| Work to be completed |
Among the entries below, find the lines with "suficiente" and copy them.

| Exercise materials |
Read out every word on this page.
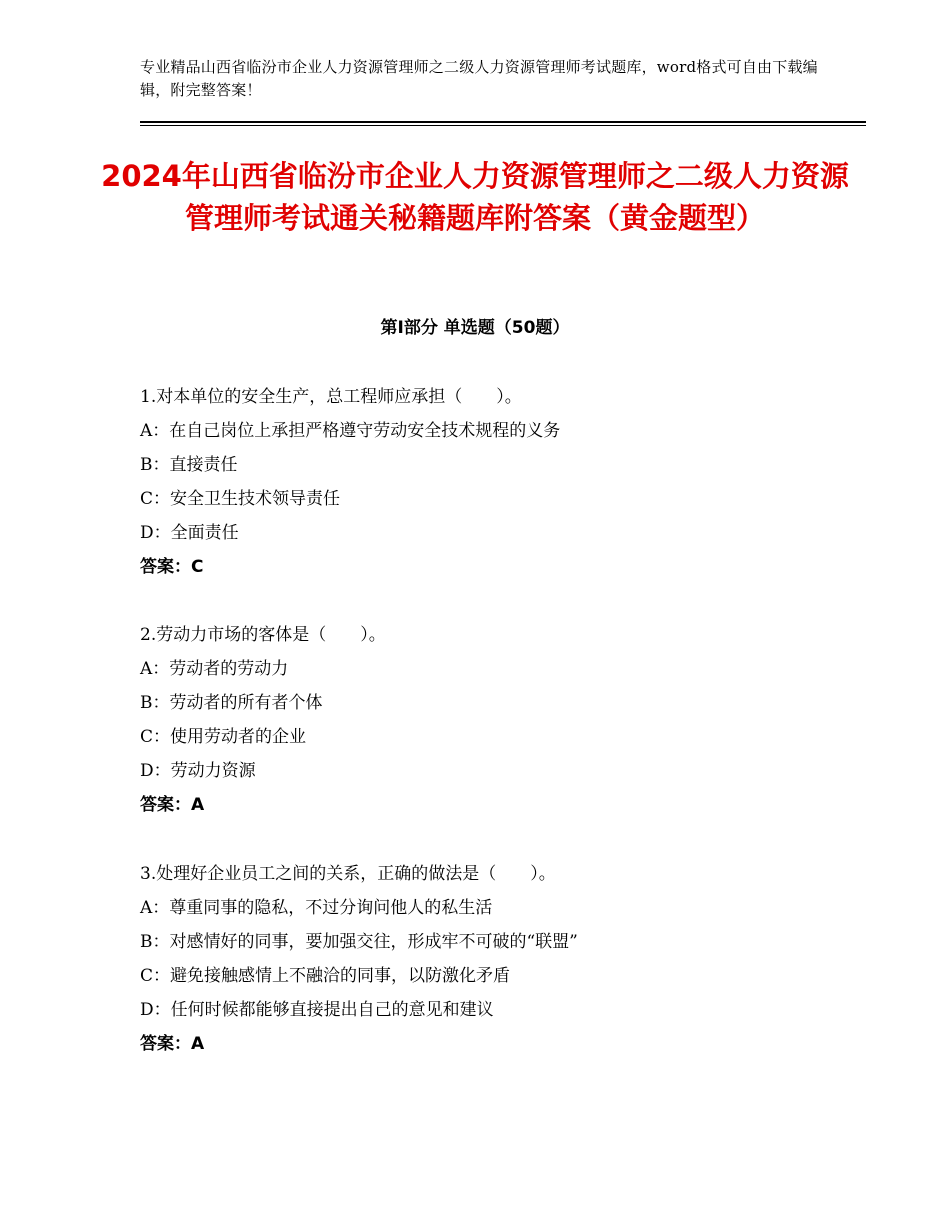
专业精品山西省临汾市企业人力资源管理师之二级人力资源管理师考试题库，word格式可自由下载编辑，附完整答案！
2024年山西省临汾市企业人力资源管理师之二级人力资源管理师考试通关秘籍题库附答案（黄金题型）
第Ⅰ部分 单选题（50题）
1.对本单位的安全生产，总工程师应承担（　　）。
A：在自己岗位上承担严格遵守劳动安全技术规程的义务
B：直接责任
C：安全卫生技术领导责任
D：全面责任
答案：C
2.劳动力市场的客体是（　　）。
A：劳动者的劳动力
B：劳动者的所有者个体
C：使用劳动者的企业
D：劳动力资源
答案：A
3.处理好企业员工之间的关系，正确的做法是（　　）。
A：尊重同事的隐私，不过分询问他人的私生活
B：对感情好的同事，要加强交往，形成牢不可破的“联盟”
C：避免接触感情上不融洽的同事，以防激化矛盾
D：任何时候都能够直接提出自己的意见和建议
答案：A
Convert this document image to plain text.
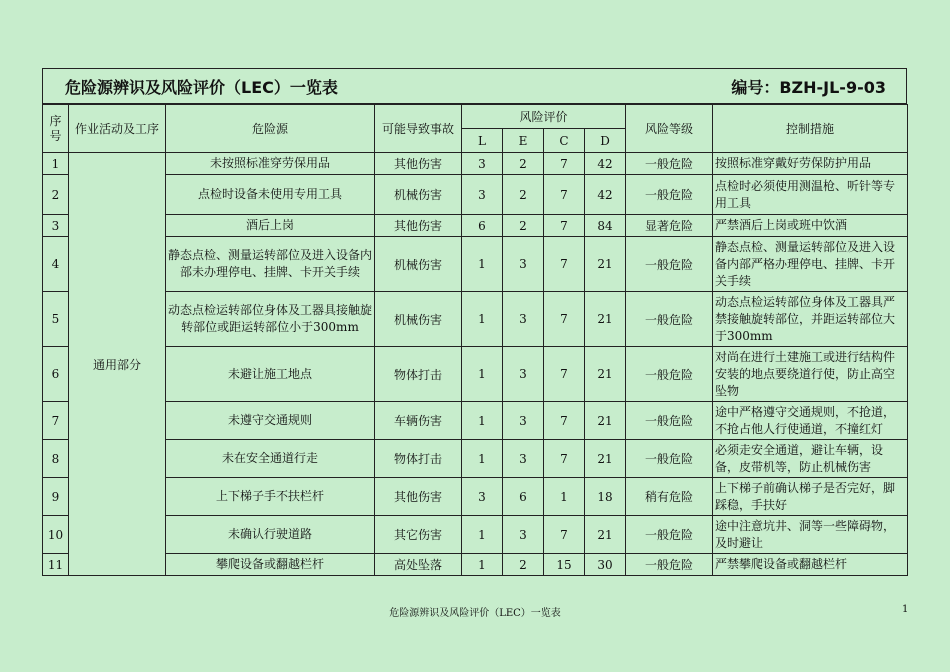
危险源辨识及风险评价（LEC）一览表	编号：BZH-JL-9-03
序号	作业活动及工序	危险源	可能导致事故	风险评价				风险等级	控制措施
				L	E	C	D		
1	通用部分	未按照标准穿劳保用品	其他伤害	3	2	7	42	一般危险	按照标准穿戴好劳保防护用品
2		点检时设备未使用专用工具	机械伤害	3	2	7	42	一般危险	点检时必须使用测温枪、听针等专用工具
3		酒后上岗	其他伤害	6	2	7	84	显著危险	严禁酒后上岗或班中饮酒
4		静态点检、测量运转部位及进入设备内部未办理停电、挂牌、卡开关手续	机械伤害	1	3	7	21	一般危险	静态点检、测量运转部位及进入设备内部严格办理停电、挂牌、卡开关手续
5		动态点检运转部位身体及工器具接触旋转部位或距运转部位小于300mm	机械伤害	1	3	7	21	一般危险	动态点检运转部位身体及工器具严禁接触旋转部位，并距运转部位大于300mm
6		未避让施工地点	物体打击	1	3	7	21	一般危险	对尚在进行土建施工或进行结构件安装的地点要绕道行使，防止高空坠物
7		未遵守交通规则	车辆伤害	1	3	7	21	一般危险	途中严格遵守交通规则，不抢道，不抢占他人行使通道，不撞红灯
8		未在安全通道行走	物体打击	1	3	7	21	一般危险	必须走安全通道，避让车辆，设备，皮带机等，防止机械伤害
9		上下梯子手不扶栏杆	其他伤害	3	6	1	18	稍有危险	上下梯子前确认梯子是否完好，脚踩稳，手扶好
10		未确认行驶道路	其它伤害	1	3	7	21	一般危险	途中注意坑井、洞等一些障碍物，及时避让
11		攀爬设备或翻越栏杆	高处坠落	1	2	15	30	一般危险	严禁攀爬设备或翻越栏杆
危险源辨识及风险评价（LEC）一览表	1
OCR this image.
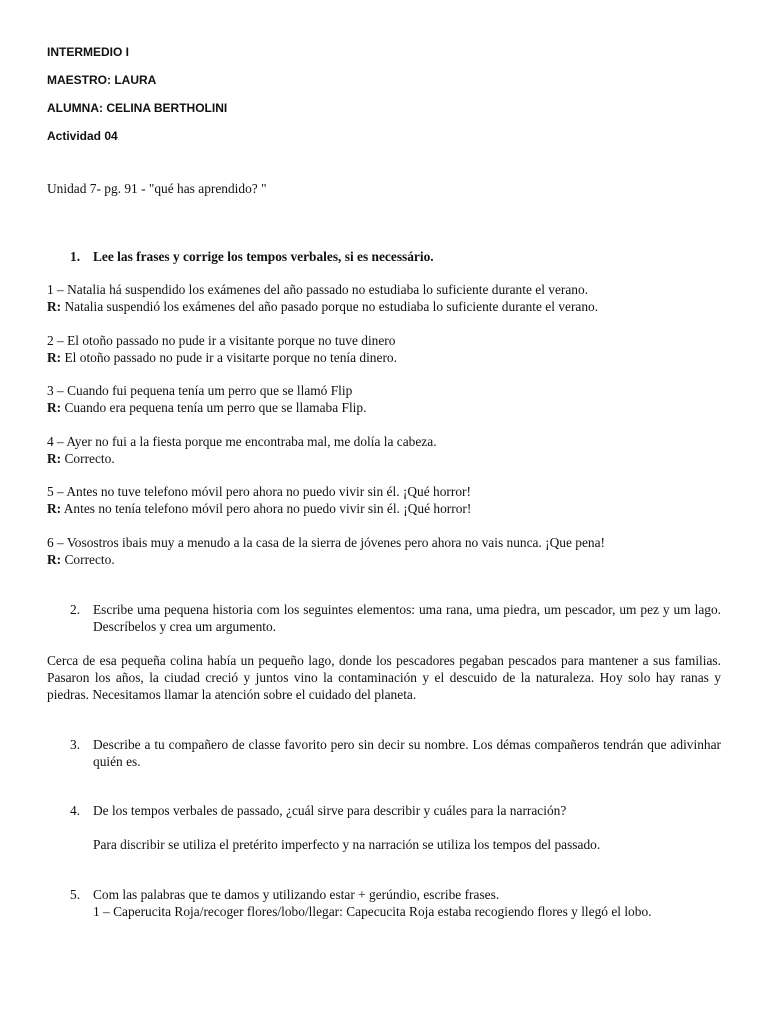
INTERMEDIO I
MAESTRO: LAURA
ALUMNA: CELINA BERTHOLINI
Actividad 04
Unidad 7- pg. 91 - "qué has aprendido? "
1. Lee las frases y corrige los tempos verbales, si es necessário.
1 – Natalia há suspendido los exámenes del año passado no estudiaba lo suficiente durante el verano.
R: Natalia suspendió los exámenes del año pasado porque no estudiaba lo suficiente durante el verano.
2 – El otoño passado no pude ir a visitante porque no tuve dinero
R: El otoño passado no pude ir a visitarte porque no tenía dinero.
3 – Cuando fui pequena tenía um perro que se llamó Flip
R: Cuando era pequena tenía um perro que se llamaba Flip.
4 – Ayer no fui a la fiesta porque me encontraba mal, me dolía la cabeza.
R: Correcto.
5 – Antes no tuve telefono móvil pero ahora no puedo vivir sin él. ¡Qué horror!
R: Antes no tenía telefono móvil pero ahora no puedo vivir sin él. ¡Qué horror!
6 – Vosostros ibais muy a menudo a la casa de la sierra de jóvenes pero ahora no vais nunca. ¡Que pena!
R: Correcto.
2. Escribe uma pequena historia com los seguintes elementos: uma rana, uma piedra, um pescador, um pez y um lago. Descríbelos y crea um argumento.
Cerca de esa pequeña colina había un pequeño lago, donde los pescadores pegaban pescados para mantener a sus familias. Pasaron los años, la ciudad creció y juntos vino la contaminación y el descuido de la naturaleza. Hoy solo hay ranas y piedras. Necesitamos llamar la atención sobre el cuidado del planeta.
3. Describe a tu compañero de classe favorito pero sin decir su nombre. Los démas compañeros tendrán que adivinhar quién es.
4. De los tempos verbales de passado, ¿cuál sirve para describir y cuáles para la narración?
Para discribir se utiliza el pretérito imperfecto y na narración se utiliza los tempos del passado.
5. Com las palabras que te damos y utilizando estar + gerúndio, escribe frases.
1 – Caperucita Roja/recoger flores/lobo/llegar: Capecucita Roja estaba recogiendo flores y llegó el lobo.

| Output |
1 – Natalia há suspendido los exámenes del año passado no estudiaba lo suficiente durante el verano.
R: Natalia suspendió los exámenes del año pasado porque no estudiaba lo suficiente durante el verano.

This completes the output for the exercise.